**Task requirements:**
Images should be left out, and everything else in the listing reproduced exactly.

Dataset records
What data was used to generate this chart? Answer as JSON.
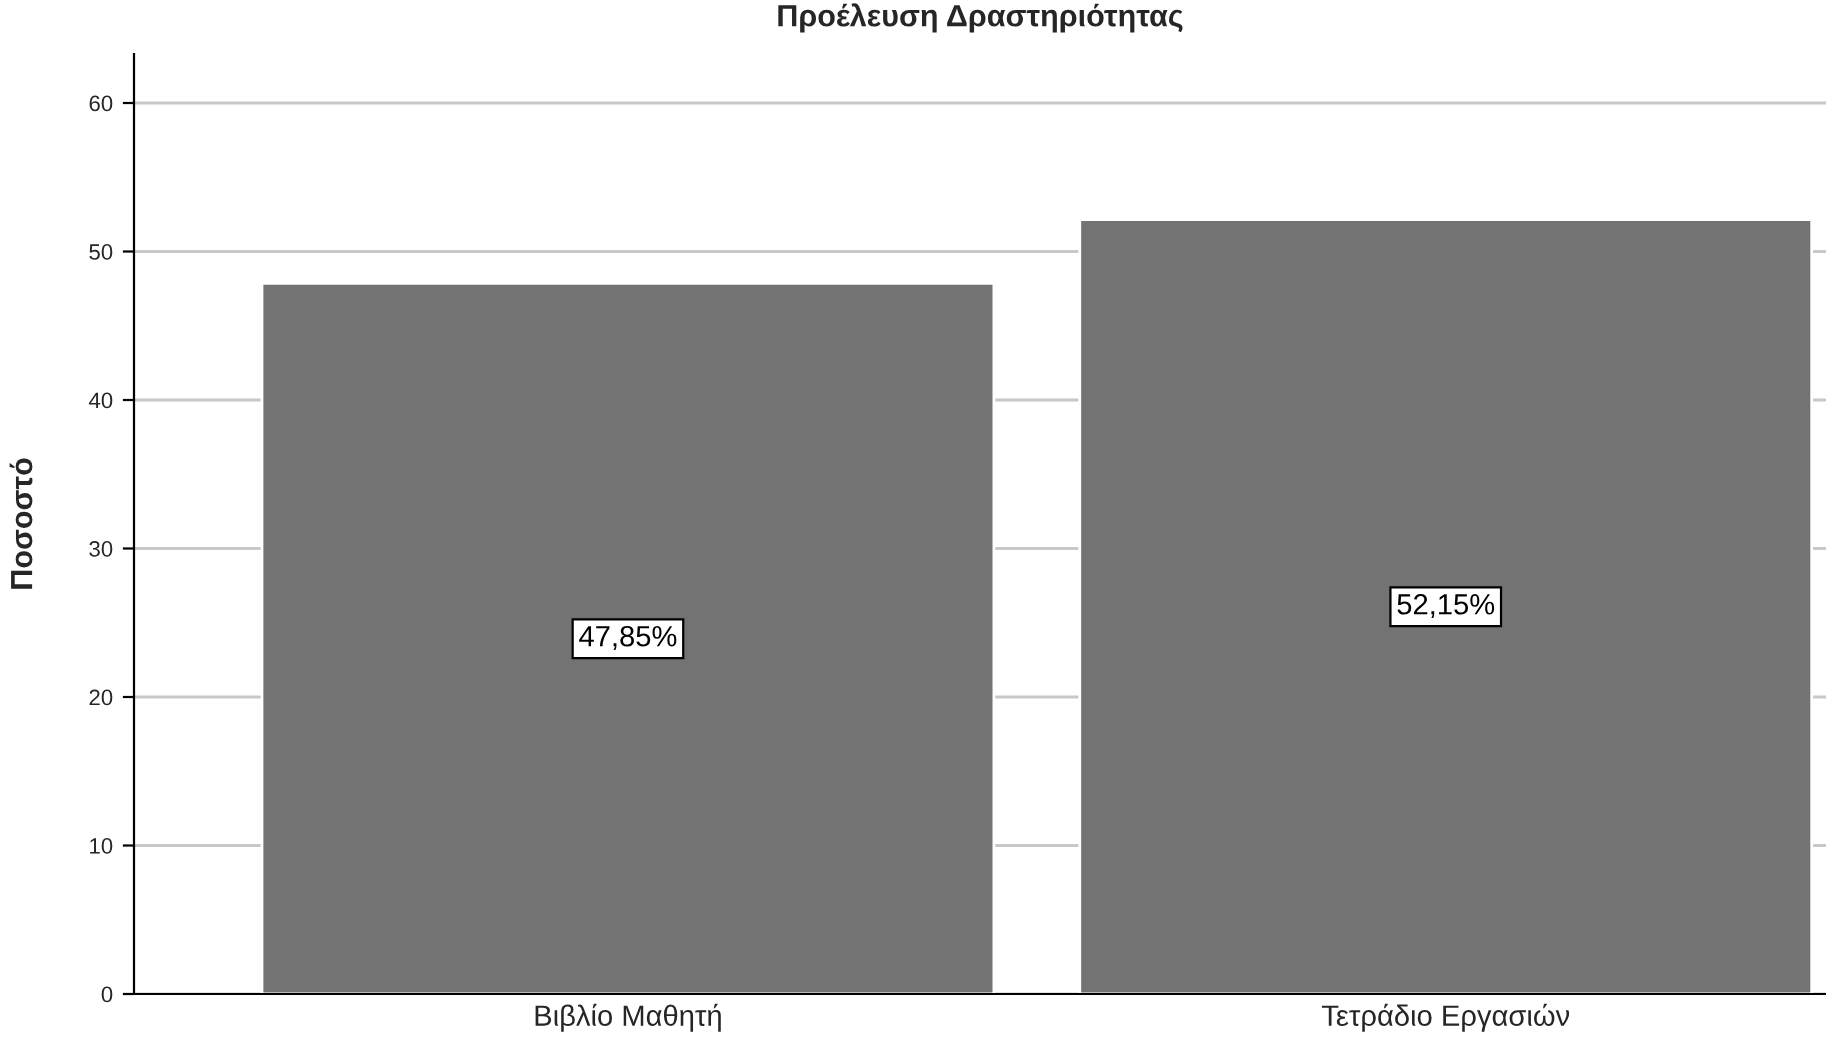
{
  "chart_data": {
    "type": "bar",
    "title": "Προέλευση Δραστηριότητας",
    "ylabel": "Ποσοστό",
    "categories": [
      "Βιβλίο Μαθητή",
      "Τετράδιο Εργασιών"
    ],
    "values": [
      47.85,
      52.15
    ],
    "color": "#737373",
    "value_labels": [
      "47,85%",
      "52,15%"
    ],
    "ylim": [
      0,
      63.3
    ],
    "yticks": [
      0,
      10,
      20,
      30,
      40,
      50,
      60
    ],
    "grid": "y"
  }
}
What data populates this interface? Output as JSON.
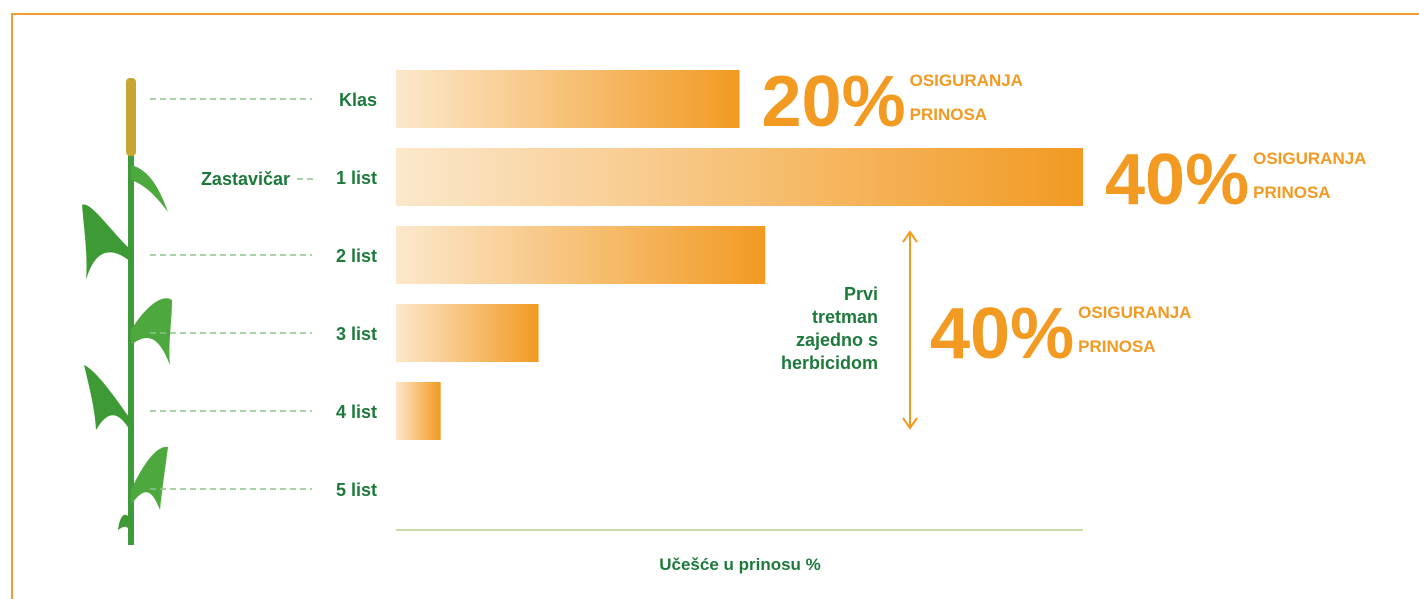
{
  "chart_data": {
    "type": "bar",
    "orientation": "horizontal",
    "categories": [
      "Klas",
      "1 list",
      "2 list",
      "3 list",
      "4 list",
      "5 list"
    ],
    "values": [
      20,
      40,
      21.5,
      8.3,
      2.6,
      0
    ],
    "value_labels": [
      "20%",
      "40%",
      null,
      null,
      null,
      null
    ],
    "value_caption": [
      "OSIGURANJA",
      "PRINOSA"
    ],
    "side_label": "Zastavičar",
    "group_annotation": {
      "lines": [
        "Prvi",
        "tretman",
        "zajedno s",
        "herbicidom"
      ],
      "value_label": "40%"
    },
    "xlabel": "Učešće u prinosu %",
    "xlim": [
      0,
      40
    ],
    "color_start": "#fce8cc",
    "color": "#f29a22"
  }
}
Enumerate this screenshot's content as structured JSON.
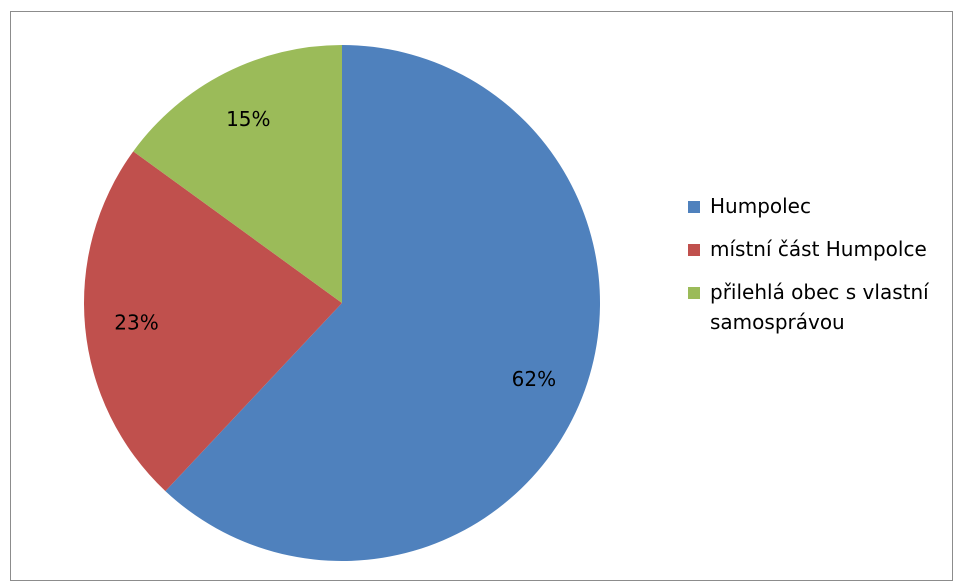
{
  "chart_data": {
    "type": "pie",
    "title": "",
    "slices": [
      {
        "label": "Humpolec",
        "value": 62,
        "display": "62%",
        "color": "#4f81bd"
      },
      {
        "label": "místní část Humpolce",
        "value": 23,
        "display": "23%",
        "color": "#c0504d"
      },
      {
        "label": "přilehlá obec s vlastní samosprávou",
        "value": 15,
        "display": "15%",
        "color": "#9bbb59"
      }
    ],
    "start": "top",
    "direction": "clockwise",
    "legend_position": "right"
  }
}
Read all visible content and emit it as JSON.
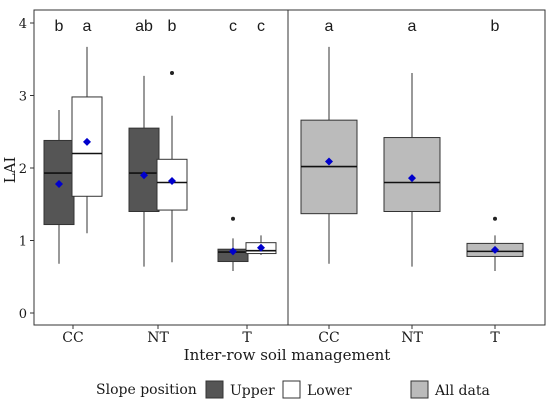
{
  "chart_data": {
    "type": "box",
    "ylabel": "LAI",
    "xlabel": "Inter-row soil management",
    "ylim": [
      0,
      4
    ],
    "yticks": [
      "0",
      "1",
      "2",
      "3",
      "4"
    ],
    "grid": false,
    "legend": {
      "placement": "bottom",
      "title": "Slope position",
      "entries": [
        {
          "label": "Upper",
          "color": "#555555"
        },
        {
          "label": "Lower",
          "color": "#ffffff"
        },
        {
          "label": "All data",
          "color": "#bbbbbb"
        }
      ]
    },
    "mean_marker_color": "#0000cc",
    "panels": [
      {
        "categories": [
          "CC",
          "NT",
          "T"
        ],
        "boxes": [
          {
            "category": "CC",
            "group": "Upper",
            "letter": "b",
            "min": 0.68,
            "q1": 1.22,
            "median": 1.93,
            "q3": 2.38,
            "max": 2.8,
            "mean": 1.78,
            "outliers": []
          },
          {
            "category": "CC",
            "group": "Lower",
            "letter": "a",
            "min": 1.1,
            "q1": 1.61,
            "median": 2.2,
            "q3": 2.98,
            "max": 3.67,
            "mean": 2.36,
            "outliers": []
          },
          {
            "category": "NT",
            "group": "Upper",
            "letter": "ab",
            "min": 0.64,
            "q1": 1.4,
            "median": 1.93,
            "q3": 2.55,
            "max": 3.27,
            "mean": 1.9,
            "outliers": []
          },
          {
            "category": "NT",
            "group": "Lower",
            "letter": "b",
            "min": 0.7,
            "q1": 1.42,
            "median": 1.8,
            "q3": 2.12,
            "max": 2.72,
            "mean": 1.82,
            "outliers": [
              3.31
            ]
          },
          {
            "category": "T",
            "group": "Upper",
            "letter": "c",
            "min": 0.58,
            "q1": 0.71,
            "median": 0.84,
            "q3": 0.88,
            "max": 1.03,
            "mean": 0.85,
            "outliers": [
              1.3
            ]
          },
          {
            "category": "T",
            "group": "Lower",
            "letter": "c",
            "min": 0.8,
            "q1": 0.82,
            "median": 0.86,
            "q3": 0.97,
            "max": 1.07,
            "mean": 0.9,
            "outliers": []
          }
        ]
      },
      {
        "categories": [
          "CC",
          "NT",
          "T"
        ],
        "boxes": [
          {
            "category": "CC",
            "group": "All data",
            "letter": "a",
            "min": 0.68,
            "q1": 1.37,
            "median": 2.02,
            "q3": 2.66,
            "max": 3.67,
            "mean": 2.09,
            "outliers": []
          },
          {
            "category": "NT",
            "group": "All data",
            "letter": "a",
            "min": 0.64,
            "q1": 1.4,
            "median": 1.8,
            "q3": 2.42,
            "max": 3.31,
            "mean": 1.86,
            "outliers": []
          },
          {
            "category": "T",
            "group": "All data",
            "letter": "b",
            "min": 0.58,
            "q1": 0.78,
            "median": 0.85,
            "q3": 0.96,
            "max": 1.07,
            "mean": 0.87,
            "outliers": [
              1.3
            ]
          }
        ]
      }
    ]
  }
}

**Response:**
What data was used to generate this chart? Answer as JSON.
{
  "chart_data": {
    "type": "bar",
    "title": "Προέλευση Δραστηριότητας",
    "ylabel": "Ποσοστό",
    "categories": [
      "Βιβλίο Μαθητή",
      "Τετράδιο Εργασιών"
    ],
    "values": [
      47.85,
      52.15
    ],
    "color": "#737373",
    "value_labels": [
      "47,85%",
      "52,15%"
    ],
    "ylim": [
      0,
      63.3
    ],
    "yticks": [
      0,
      10,
      20,
      30,
      40,
      50,
      60
    ],
    "grid": "y"
  }
}
What data populates this interface? Output as JSON.
{
  "chart_data": {
    "type": "bar",
    "orientation": "horizontal",
    "categories": [
      "Klas",
      "1 list",
      "2 list",
      "3 list",
      "4 list",
      "5 list"
    ],
    "values": [
      20,
      40,
      21.5,
      8.3,
      2.6,
      0
    ],
    "value_labels": [
      "20%",
      "40%",
      null,
      null,
      null,
      null
    ],
    "value_caption": [
      "OSIGURANJA",
      "PRINOSA"
    ],
    "side_label": "Zastavičar",
    "group_annotation": {
      "lines": [
        "Prvi",
        "tretman",
        "zajedno s",
        "herbicidom"
      ],
      "value_label": "40%"
    },
    "xlabel": "Učešće u prinosu %",
    "xlim": [
      0,
      40
    ],
    "color_start": "#fce8cc",
    "color": "#f29a22"
  }
}
Enumerate this screenshot's content as structured JSON.
{
  "chart_data": {
    "type": "pie",
    "title": "",
    "slices": [
      {
        "label": "Humpolec",
        "value": 62,
        "display": "62%",
        "color": "#4f81bd"
      },
      {
        "label": "místní část Humpolce",
        "value": 23,
        "display": "23%",
        "color": "#c0504d"
      },
      {
        "label": "přilehlá obec s vlastní samosprávou",
        "value": 15,
        "display": "15%",
        "color": "#9bbb59"
      }
    ],
    "start": "top",
    "direction": "clockwise",
    "legend_position": "right"
  }
}
Read all visible content and emit it as JSON.
{
  "chart_data": {
    "type": "box",
    "ylabel": "LAI",
    "xlabel": "Inter-row soil management",
    "ylim": [
      0,
      4
    ],
    "yticks": [
      "0",
      "1",
      "2",
      "3",
      "4"
    ],
    "grid": false,
    "legend": {
      "placement": "bottom",
      "title": "Slope position",
      "entries": [
        {
          "label": "Upper",
          "color": "#555555"
        },
        {
          "label": "Lower",
          "color": "#ffffff"
        },
        {
          "label": "All data",
          "color": "#bbbbbb"
        }
      ]
    },
    "mean_marker_color": "#0000cc",
    "panels": [
      {
        "categories": [
          "CC",
          "NT",
          "T"
        ],
        "boxes": [
          {
            "category": "CC",
            "group": "Upper",
            "letter": "b",
            "min": 0.68,
            "q1": 1.22,
            "median": 1.93,
            "q3": 2.38,
            "max": 2.8,
            "mean": 1.78,
            "outliers": []
          },
          {
            "category": "CC",
            "group": "Lower",
            "letter": "a",
            "min": 1.1,
            "q1": 1.61,
            "median": 2.2,
            "q3": 2.98,
            "max": 3.67,
            "mean": 2.36,
            "outliers": []
          },
          {
            "category": "NT",
            "group": "Upper",
            "letter": "ab",
            "min": 0.64,
            "q1": 1.4,
            "median": 1.93,
            "q3": 2.55,
            "max": 3.27,
            "mean": 1.9,
            "outliers": []
          },
          {
            "category": "NT",
            "group": "Lower",
            "letter": "b",
            "min": 0.7,
            "q1": 1.42,
            "median": 1.8,
            "q3": 2.12,
            "max": 2.72,
            "mean": 1.82,
            "outliers": [
              3.31
            ]
          },
          {
            "category": "T",
            "group": "Upper",
            "letter": "c",
            "min": 0.58,
            "q1": 0.71,
            "median": 0.84,
            "q3": 0.88,
            "max": 1.03,
            "mean": 0.85,
            "outliers": [
              1.3
            ]
          },
          {
            "category": "T",
            "group": "Lower",
            "letter": "c",
            "min": 0.8,
            "q1": 0.82,
            "median": 0.86,
            "q3": 0.97,
            "max": 1.07,
            "mean": 0.9,
            "outliers": []
          }
        ]
      },
      {
        "categories": [
          "CC",
          "NT",
          "T"
        ],
        "boxes": [
          {
            "category": "CC",
            "group": "All data",
            "letter": "a",
            "min": 0.68,
            "q1": 1.37,
            "median": 2.02,
            "q3": 2.66,
            "max": 3.67,
            "mean": 2.09,
            "outliers": []
          },
          {
            "category": "NT",
            "group": "All data",
            "letter": "a",
            "min": 0.64,
            "q1": 1.4,
            "median": 1.8,
            "q3": 2.42,
            "max": 3.31,
            "mean": 1.86,
            "outliers": []
          },
          {
            "category": "T",
            "group": "All data",
            "letter": "b",
            "min": 0.58,
            "q1": 0.78,
            "median": 0.85,
            "q3": 0.96,
            "max": 1.07,
            "mean": 0.87,
            "outliers": [
              1.3
            ]
          }
        ]
      }
    ]
  }
}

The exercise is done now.